Tally the lines that contain the string "карты" and state that total without comment.

★ ★ ★

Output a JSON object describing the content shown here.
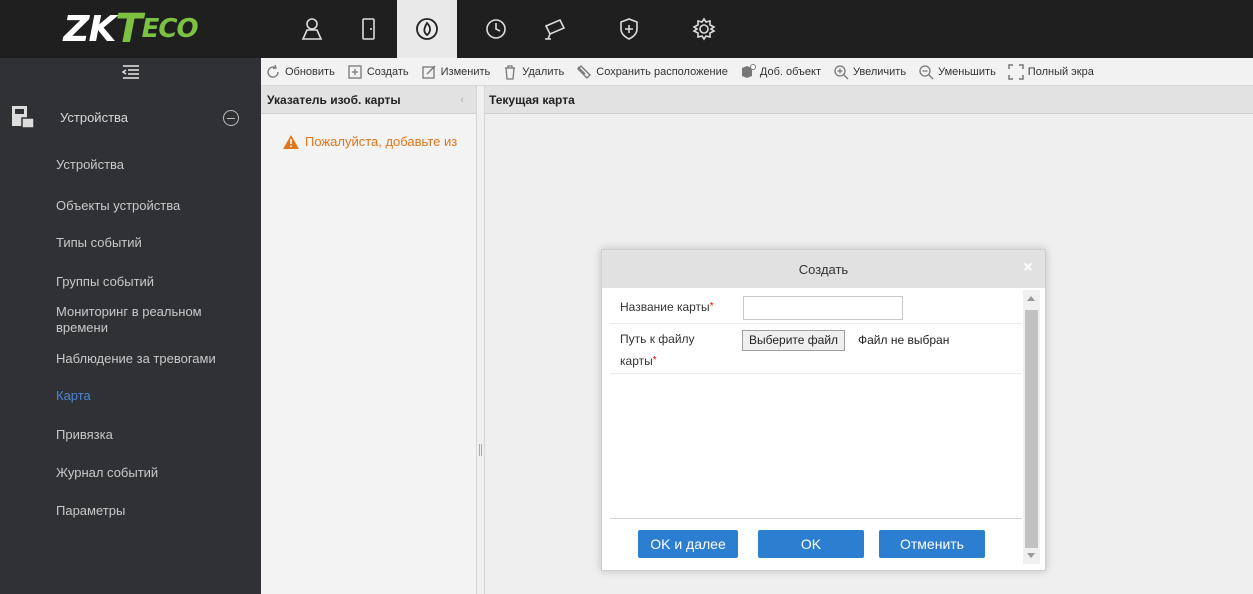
{
  "brand": {
    "zk": "ZK",
    "t": "T",
    "eco": "ECO"
  },
  "modules": [
    {
      "icon": "person-icon"
    },
    {
      "icon": "door-icon"
    },
    {
      "icon": "fire-target-icon",
      "active": true
    },
    {
      "icon": "clock-icon"
    },
    {
      "icon": "camera-icon"
    },
    {
      "icon": "shield-icon"
    },
    {
      "icon": "gear-icon"
    }
  ],
  "toolbar": {
    "refresh": "Обновить",
    "create": "Создать",
    "edit": "Изменить",
    "delete": "Удалить",
    "save_layout": "Сохранить расположение",
    "add_object": "Доб. объект",
    "zoom_in": "Увеличить",
    "zoom_out": "Уменьшить",
    "fullscreen": "Полный экра"
  },
  "sidebar": {
    "section": "Устройства",
    "items": [
      "Устройства",
      "Объекты устройства",
      "Типы событий",
      "Группы событий",
      "Мониторинг в реальном времени",
      "Наблюдение за тревогами",
      "Карта",
      "Привязка",
      "Журнал событий",
      "Параметры"
    ],
    "active": "Карта"
  },
  "left_panel": {
    "title": "Указатель изоб. карты",
    "warning": "Пожалуйста, добавьте из"
  },
  "right_panel": {
    "title": "Текущая карта"
  },
  "modal": {
    "title": "Создать",
    "close": "×",
    "map_name_label": "Название карты",
    "map_path_label_1": "Путь к файлу",
    "map_path_label_2": "карты",
    "required_mark": "*",
    "choose_file": "Выберите файл",
    "no_file": "Файл не выбран",
    "ok_next": "OK и далее",
    "ok": "OK",
    "cancel": "Отменить"
  },
  "colors": {
    "accent": "#2c7fd0",
    "sidebar_bg": "#2f3135",
    "warning": "#e0771b",
    "active_item": "#4a86d6"
  }
}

★ ★ ★

THE ANSWER:
3